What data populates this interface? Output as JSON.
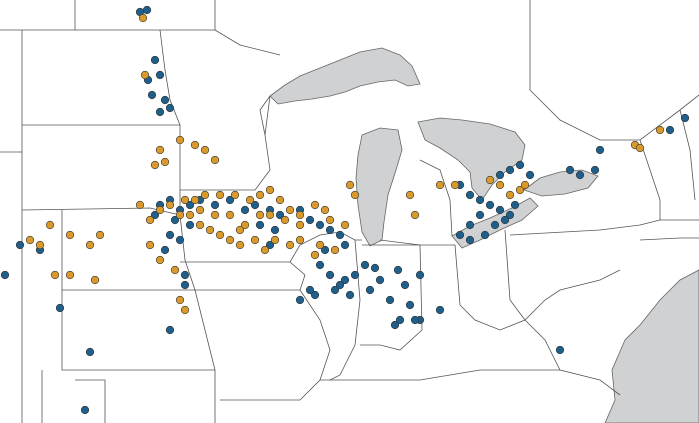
{
  "map": {
    "marker_colors": [
      "#1f5f8b",
      "#d99a2b"
    ]
  }
}
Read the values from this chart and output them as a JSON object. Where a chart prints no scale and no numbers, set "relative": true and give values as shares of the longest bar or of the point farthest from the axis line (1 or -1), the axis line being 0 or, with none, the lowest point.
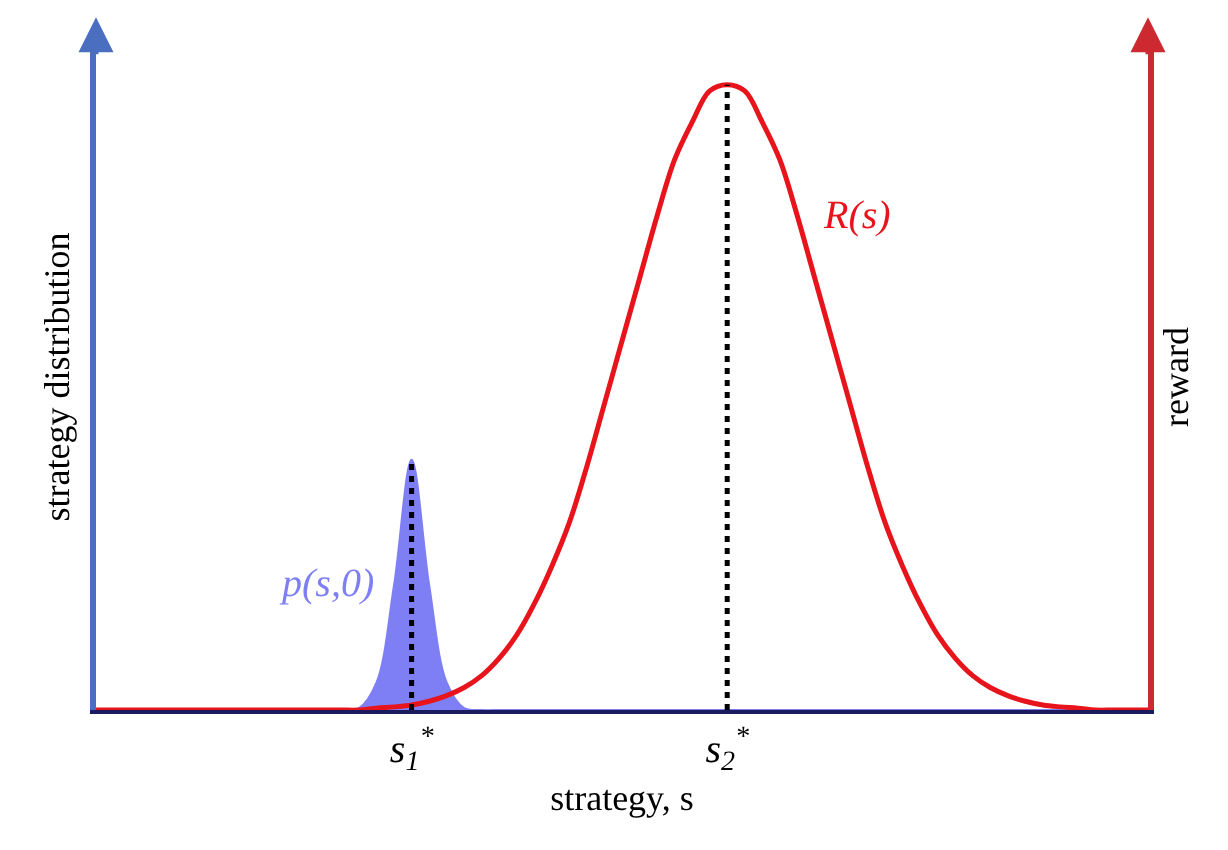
{
  "chart_data": {
    "type": "line",
    "relative": true,
    "xlabel": "strategy, s",
    "ylabel": "strategy distribution",
    "y2label": "reward",
    "categories": [
      null,
      null,
      null,
      null,
      null,
      null,
      null,
      null,
      null,
      null,
      null,
      null,
      null,
      null,
      null,
      null,
      null,
      null,
      "s$_{1}$$^{*}$",
      null,
      null,
      null,
      null,
      null,
      null,
      null,
      null,
      null,
      null,
      null,
      null,
      null,
      null,
      null,
      null,
      null,
      "s$_{2}$$^{*}$",
      null,
      null,
      null,
      null,
      null,
      null,
      null,
      null,
      null,
      null,
      null,
      null,
      null,
      null,
      null,
      null,
      null,
      null,
      null,
      null,
      null,
      null,
      null,
      null
    ],
    "tick_labels": "x",
    "grid": false,
    "legend": false,
    "marker": "none",
    "ref_lines": [
      {
        "axis": "x",
        "value": "s$_{1}$$^{*}$",
        "color": "#000000",
        "line_style": "dotted"
      },
      {
        "axis": "x",
        "value": "s$_{2}$$^{*}$",
        "color": "#000000",
        "line_style": "dotted"
      }
    ],
    "series": [
      {
        "name": "p(s,0)",
        "type": "area",
        "color": "#7f7ff5",
        "values": [
          0,
          0,
          0,
          0,
          0,
          0,
          0,
          0,
          0,
          0,
          0,
          0,
          0,
          0,
          0,
          0.003,
          0.044,
          0.2,
          0.4,
          0.2,
          0.044,
          0.003,
          0,
          0,
          0,
          0,
          0,
          0,
          0,
          0,
          0,
          0,
          0,
          0,
          0,
          0,
          0,
          0,
          0,
          0,
          0,
          0,
          0,
          0,
          0,
          0,
          0,
          0,
          0,
          0,
          0,
          0,
          0,
          0,
          0,
          0,
          0,
          0,
          0,
          0,
          0
        ]
      },
      {
        "name": "R(s)",
        "color": "#e8141c",
        "values": [
          0,
          0,
          0,
          0,
          0,
          0,
          0,
          0,
          0,
          0,
          0,
          0,
          0,
          0,
          0,
          0,
          0.003,
          0.005,
          0.008,
          0.014,
          0.023,
          0.036,
          0.055,
          0.083,
          0.12,
          0.17,
          0.23,
          0.3,
          0.39,
          0.49,
          0.59,
          0.69,
          0.79,
          0.88,
          0.94,
          0.99,
          1,
          0.99,
          0.94,
          0.88,
          0.79,
          0.69,
          0.59,
          0.49,
          0.39,
          0.3,
          0.23,
          0.17,
          0.12,
          0.083,
          0.055,
          0.036,
          0.023,
          0.014,
          0.008,
          0.005,
          0.003,
          0,
          0,
          0,
          0
        ]
      }
    ]
  }
}
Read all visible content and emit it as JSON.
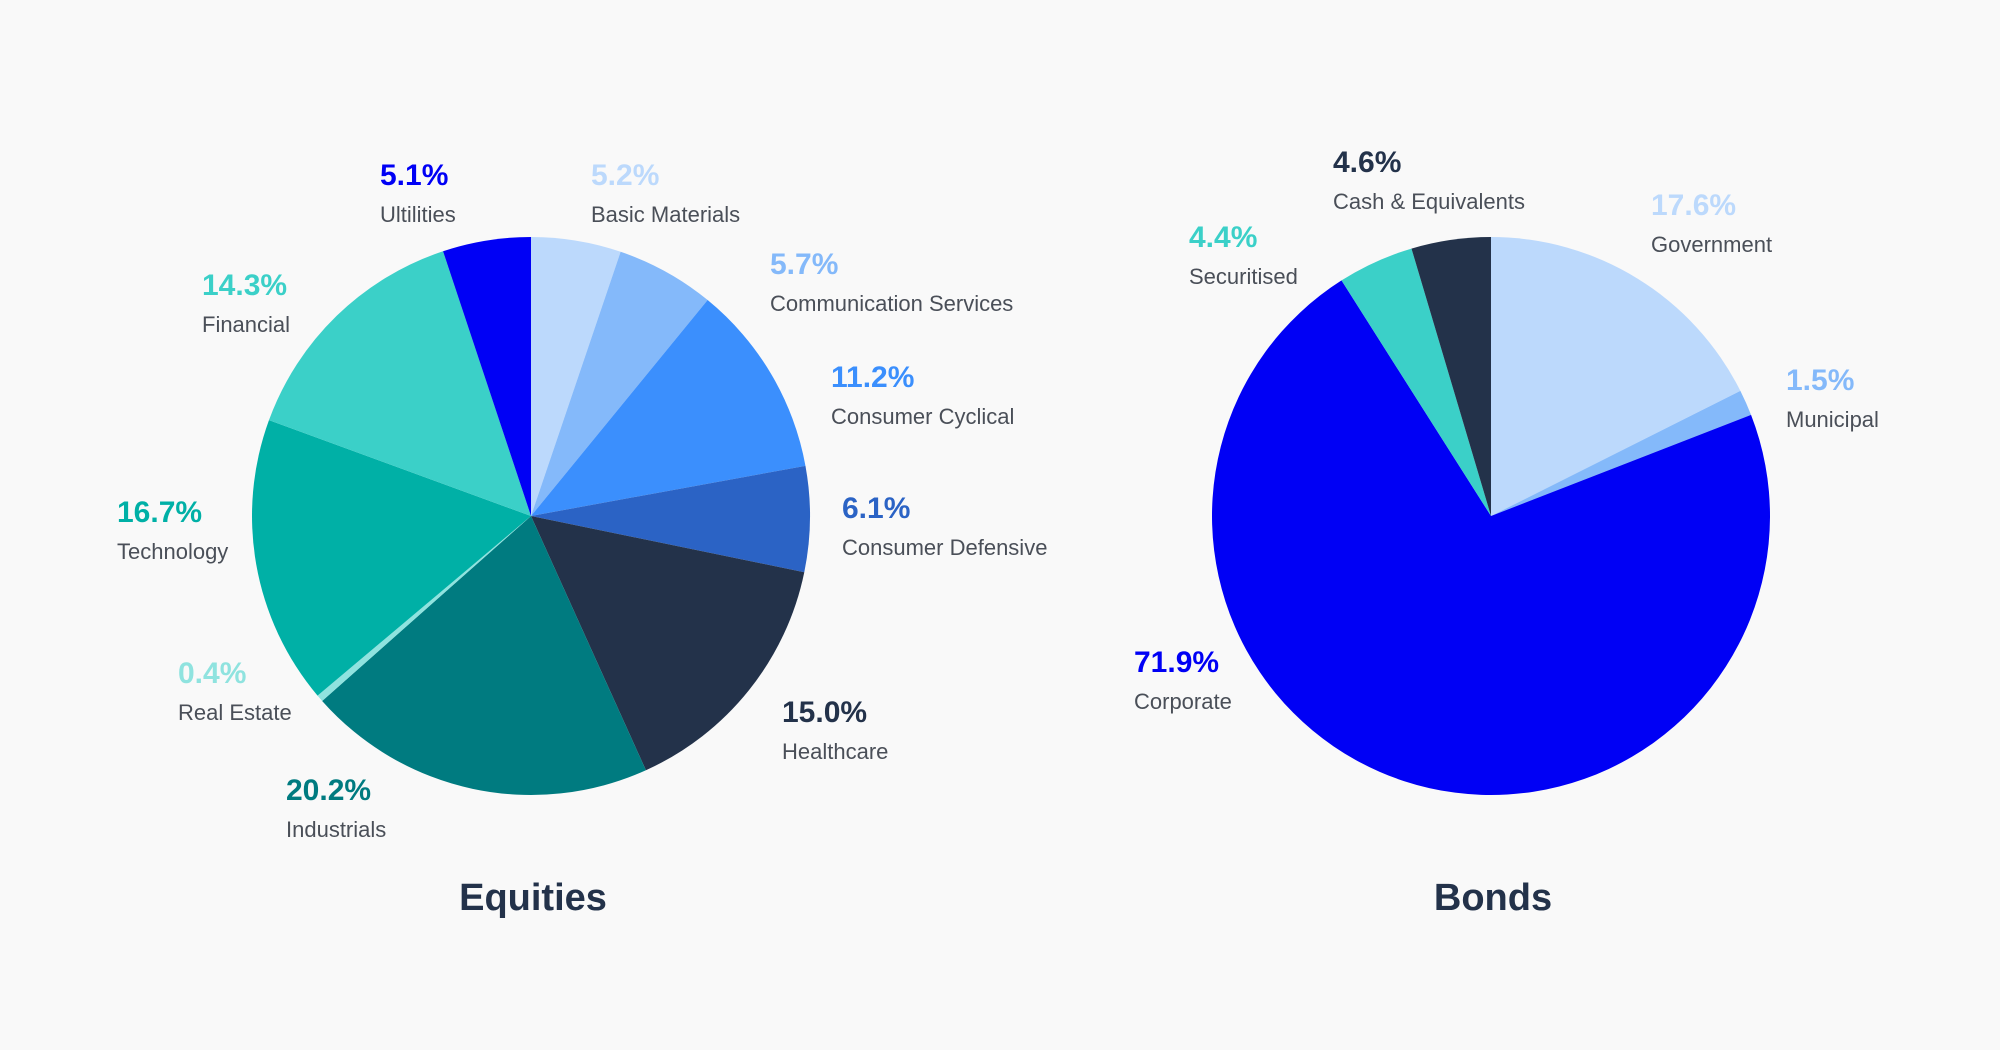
{
  "chart_data": [
    {
      "type": "pie",
      "title": "Equities",
      "slices": [
        {
          "label": "Basic Materials",
          "value": 5.2,
          "value_label": "5.2%",
          "color": "#bcd9fc"
        },
        {
          "label": "Communication Services",
          "value": 5.7,
          "value_label": "5.7%",
          "color": "#84b9fa"
        },
        {
          "label": "Consumer Cyclical",
          "value": 11.2,
          "value_label": "11.2%",
          "color": "#3b8ffd"
        },
        {
          "label": "Consumer Defensive",
          "value": 6.1,
          "value_label": "6.1%",
          "color": "#2b63c5"
        },
        {
          "label": "Healthcare",
          "value": 15.0,
          "value_label": "15.0%",
          "color": "#23324a"
        },
        {
          "label": "Industrials",
          "value": 20.2,
          "value_label": "20.2%",
          "color": "#007b80"
        },
        {
          "label": "Real Estate",
          "value": 0.4,
          "value_label": "0.4%",
          "color": "#8fe3df"
        },
        {
          "label": "Technology",
          "value": 16.7,
          "value_label": "16.7%",
          "color": "#00b0a6"
        },
        {
          "label": "Financial",
          "value": 14.3,
          "value_label": "14.3%",
          "color": "#3bd0c8"
        },
        {
          "label": "Ultilities",
          "value": 5.1,
          "value_label": "5.1%",
          "color": "#0000f5"
        }
      ]
    },
    {
      "type": "pie",
      "title": "Bonds",
      "slices": [
        {
          "label": "Government",
          "value": 17.6,
          "value_label": "17.6%",
          "color": "#bcd9fc"
        },
        {
          "label": "Municipal",
          "value": 1.5,
          "value_label": "1.5%",
          "color": "#84b9fa"
        },
        {
          "label": "Corporate",
          "value": 71.9,
          "value_label": "71.9%",
          "color": "#0000f5"
        },
        {
          "label": "Securitised",
          "value": 4.4,
          "value_label": "4.4%",
          "color": "#3bd0c8"
        },
        {
          "label": "Cash & Equivalents",
          "value": 4.6,
          "value_label": "4.6%",
          "color": "#23324a"
        }
      ]
    }
  ]
}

#####

_Do this_: Skipping the pictures, transcribe each line above exactly as it appears.

_Completed exercise_:
What data populates this interface? Output as JSON.
{
  "map": {
    "marker_colors": [
      "#1f5f8b",
      "#d99a2b"
    ]
  }
}
Read the values from this chart and output them as a JSON object. Where a chart prints no scale and no numbers, set "relative": true and give values as shares of the longest bar or of the point farthest from the axis line (1 or -1), the axis line being 0 or, with none, the lowest point.
{
  "chart_data": {
    "type": "line",
    "relative": true,
    "xlabel": "strategy, s",
    "ylabel": "strategy distribution",
    "y2label": "reward",
    "categories": [
      null,
      null,
      null,
      null,
      null,
      null,
      null,
      null,
      null,
      null,
      null,
      null,
      null,
      null,
      null,
      null,
      null,
      null,
      "s$_{1}$$^{*}$",
      null,
      null,
      null,
      null,
      null,
      null,
      null,
      null,
      null,
      null,
      null,
      null,
      null,
      null,
      null,
      null,
      null,
      "s$_{2}$$^{*}$",
      null,
      null,
      null,
      null,
      null,
      null,
      null,
      null,
      null,
      null,
      null,
      null,
      null,
      null,
      null,
      null,
      null,
      null,
      null,
      null,
      null,
      null,
      null,
      null
    ],
    "tick_labels": "x",
    "grid": false,
    "legend": false,
    "marker": "none",
    "ref_lines": [
      {
        "axis": "x",
        "value": "s$_{1}$$^{*}$",
        "color": "#000000",
        "line_style": "dotted"
      },
      {
        "axis": "x",
        "value": "s$_{2}$$^{*}$",
        "color": "#000000",
        "line_style": "dotted"
      }
    ],
    "series": [
      {
        "name": "p(s,0)",
        "type": "area",
        "color": "#7f7ff5",
        "values": [
          0,
          0,
          0,
          0,
          0,
          0,
          0,
          0,
          0,
          0,
          0,
          0,
          0,
          0,
          0,
          0.003,
          0.044,
          0.2,
          0.4,
          0.2,
          0.044,
          0.003,
          0,
          0,
          0,
          0,
          0,
          0,
          0,
          0,
          0,
          0,
          0,
          0,
          0,
          0,
          0,
          0,
          0,
          0,
          0,
          0,
          0,
          0,
          0,
          0,
          0,
          0,
          0,
          0,
          0,
          0,
          0,
          0,
          0,
          0,
          0,
          0,
          0,
          0,
          0
        ]
      },
      {
        "name": "R(s)",
        "color": "#e8141c",
        "values": [
          0,
          0,
          0,
          0,
          0,
          0,
          0,
          0,
          0,
          0,
          0,
          0,
          0,
          0,
          0,
          0,
          0.003,
          0.005,
          0.008,
          0.014,
          0.023,
          0.036,
          0.055,
          0.083,
          0.12,
          0.17,
          0.23,
          0.3,
          0.39,
          0.49,
          0.59,
          0.69,
          0.79,
          0.88,
          0.94,
          0.99,
          1,
          0.99,
          0.94,
          0.88,
          0.79,
          0.69,
          0.59,
          0.49,
          0.39,
          0.3,
          0.23,
          0.17,
          0.12,
          0.083,
          0.055,
          0.036,
          0.023,
          0.014,
          0.008,
          0.005,
          0.003,
          0,
          0,
          0,
          0
        ]
      }
    ]
  }
}
Read all visible content and emit it as JSON.
{
  "chart_data": [
    {
      "type": "pie",
      "title": "Equities",
      "slices": [
        {
          "label": "Basic Materials",
          "value": 5.2,
          "value_label": "5.2%",
          "color": "#bcd9fc"
        },
        {
          "label": "Communication Services",
          "value": 5.7,
          "value_label": "5.7%",
          "color": "#84b9fa"
        },
        {
          "label": "Consumer Cyclical",
          "value": 11.2,
          "value_label": "11.2%",
          "color": "#3b8ffd"
        },
        {
          "label": "Consumer Defensive",
          "value": 6.1,
          "value_label": "6.1%",
          "color": "#2b63c5"
        },
        {
          "label": "Healthcare",
          "value": 15.0,
          "value_label": "15.0%",
          "color": "#23324a"
        },
        {
          "label": "Industrials",
          "value": 20.2,
          "value_label": "20.2%",
          "color": "#007b80"
        },
        {
          "label": "Real Estate",
          "value": 0.4,
          "value_label": "0.4%",
          "color": "#8fe3df"
        },
        {
          "label": "Technology",
          "value": 16.7,
          "value_label": "16.7%",
          "color": "#00b0a6"
        },
        {
          "label": "Financial",
          "value": 14.3,
          "value_label": "14.3%",
          "color": "#3bd0c8"
        },
        {
          "label": "Ultilities",
          "value": 5.1,
          "value_label": "5.1%",
          "color": "#0000f5"
        }
      ]
    },
    {
      "type": "pie",
      "title": "Bonds",
      "slices": [
        {
          "label": "Government",
          "value": 17.6,
          "value_label": "17.6%",
          "color": "#bcd9fc"
        },
        {
          "label": "Municipal",
          "value": 1.5,
          "value_label": "1.5%",
          "color": "#84b9fa"
        },
        {
          "label": "Corporate",
          "value": 71.9,
          "value_label": "71.9%",
          "color": "#0000f5"
        },
        {
          "label": "Securitised",
          "value": 4.4,
          "value_label": "4.4%",
          "color": "#3bd0c8"
        },
        {
          "label": "Cash & Equivalents",
          "value": 4.6,
          "value_label": "4.6%",
          "color": "#23324a"
        }
      ]
    }
  ]
}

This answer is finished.